§ SOURCE RECORDS:
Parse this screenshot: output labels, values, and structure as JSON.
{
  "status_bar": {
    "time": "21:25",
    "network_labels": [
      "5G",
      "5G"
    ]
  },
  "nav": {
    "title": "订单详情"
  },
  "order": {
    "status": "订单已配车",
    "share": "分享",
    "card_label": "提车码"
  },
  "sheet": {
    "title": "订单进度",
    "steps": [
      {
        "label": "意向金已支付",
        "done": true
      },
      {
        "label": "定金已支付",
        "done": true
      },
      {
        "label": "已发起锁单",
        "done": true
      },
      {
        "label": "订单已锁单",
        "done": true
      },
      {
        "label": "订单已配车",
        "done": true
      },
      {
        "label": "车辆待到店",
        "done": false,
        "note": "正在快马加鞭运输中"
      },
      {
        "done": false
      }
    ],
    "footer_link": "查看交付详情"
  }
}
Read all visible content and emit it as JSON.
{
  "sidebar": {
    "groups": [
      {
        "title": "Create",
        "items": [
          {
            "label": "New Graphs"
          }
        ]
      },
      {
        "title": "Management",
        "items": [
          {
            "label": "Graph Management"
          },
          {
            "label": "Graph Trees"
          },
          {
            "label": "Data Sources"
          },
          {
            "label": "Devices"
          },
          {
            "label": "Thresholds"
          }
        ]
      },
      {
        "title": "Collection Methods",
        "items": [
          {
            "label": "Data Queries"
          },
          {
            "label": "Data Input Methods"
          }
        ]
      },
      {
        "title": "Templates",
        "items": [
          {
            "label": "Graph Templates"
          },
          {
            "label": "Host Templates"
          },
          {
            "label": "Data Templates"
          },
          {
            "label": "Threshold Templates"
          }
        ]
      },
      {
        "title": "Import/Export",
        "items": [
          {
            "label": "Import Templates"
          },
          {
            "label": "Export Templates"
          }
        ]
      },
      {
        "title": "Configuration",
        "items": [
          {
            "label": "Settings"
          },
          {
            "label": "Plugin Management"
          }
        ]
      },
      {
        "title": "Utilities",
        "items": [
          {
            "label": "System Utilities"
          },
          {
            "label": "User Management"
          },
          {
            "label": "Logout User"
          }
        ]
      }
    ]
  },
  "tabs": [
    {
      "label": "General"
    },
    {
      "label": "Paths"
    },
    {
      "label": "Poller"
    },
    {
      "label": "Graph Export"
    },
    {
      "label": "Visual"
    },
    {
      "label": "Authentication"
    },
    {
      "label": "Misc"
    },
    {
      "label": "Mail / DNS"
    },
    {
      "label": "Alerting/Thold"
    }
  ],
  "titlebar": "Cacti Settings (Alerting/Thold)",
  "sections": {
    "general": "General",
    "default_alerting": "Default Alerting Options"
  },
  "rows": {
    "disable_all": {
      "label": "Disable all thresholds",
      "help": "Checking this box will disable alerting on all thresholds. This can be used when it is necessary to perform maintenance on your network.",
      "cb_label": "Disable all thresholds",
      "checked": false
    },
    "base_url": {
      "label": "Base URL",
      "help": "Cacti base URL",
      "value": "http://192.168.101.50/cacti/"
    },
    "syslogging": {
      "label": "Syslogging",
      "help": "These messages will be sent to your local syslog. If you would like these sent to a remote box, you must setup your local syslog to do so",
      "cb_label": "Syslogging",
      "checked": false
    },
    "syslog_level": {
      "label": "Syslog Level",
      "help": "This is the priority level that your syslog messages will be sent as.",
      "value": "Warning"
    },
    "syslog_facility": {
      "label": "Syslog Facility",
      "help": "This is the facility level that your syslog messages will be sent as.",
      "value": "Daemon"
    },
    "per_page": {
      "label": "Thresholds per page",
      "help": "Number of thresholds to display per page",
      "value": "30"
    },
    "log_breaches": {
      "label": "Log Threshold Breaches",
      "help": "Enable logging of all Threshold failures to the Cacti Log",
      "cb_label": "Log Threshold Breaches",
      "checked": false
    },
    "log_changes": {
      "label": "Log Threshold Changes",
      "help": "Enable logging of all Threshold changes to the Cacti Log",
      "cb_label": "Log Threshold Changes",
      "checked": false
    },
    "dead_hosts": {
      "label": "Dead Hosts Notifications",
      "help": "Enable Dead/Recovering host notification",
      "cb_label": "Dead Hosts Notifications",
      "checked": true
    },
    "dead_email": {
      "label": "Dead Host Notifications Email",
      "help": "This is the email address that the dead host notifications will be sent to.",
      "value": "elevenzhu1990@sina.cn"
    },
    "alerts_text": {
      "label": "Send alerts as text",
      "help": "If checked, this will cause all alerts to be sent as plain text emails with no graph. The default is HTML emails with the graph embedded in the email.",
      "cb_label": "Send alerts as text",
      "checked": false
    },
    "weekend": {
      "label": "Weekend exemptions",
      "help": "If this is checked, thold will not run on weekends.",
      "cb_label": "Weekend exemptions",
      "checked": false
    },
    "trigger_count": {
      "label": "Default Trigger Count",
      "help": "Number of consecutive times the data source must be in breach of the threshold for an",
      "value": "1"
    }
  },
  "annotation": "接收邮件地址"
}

§ EXERCISE:
Look through the entries above and list every line containing "Send".

§ FULL RESPONSE:
      "label": "Send alerts as text",
      "cb_label": "Send alerts as text",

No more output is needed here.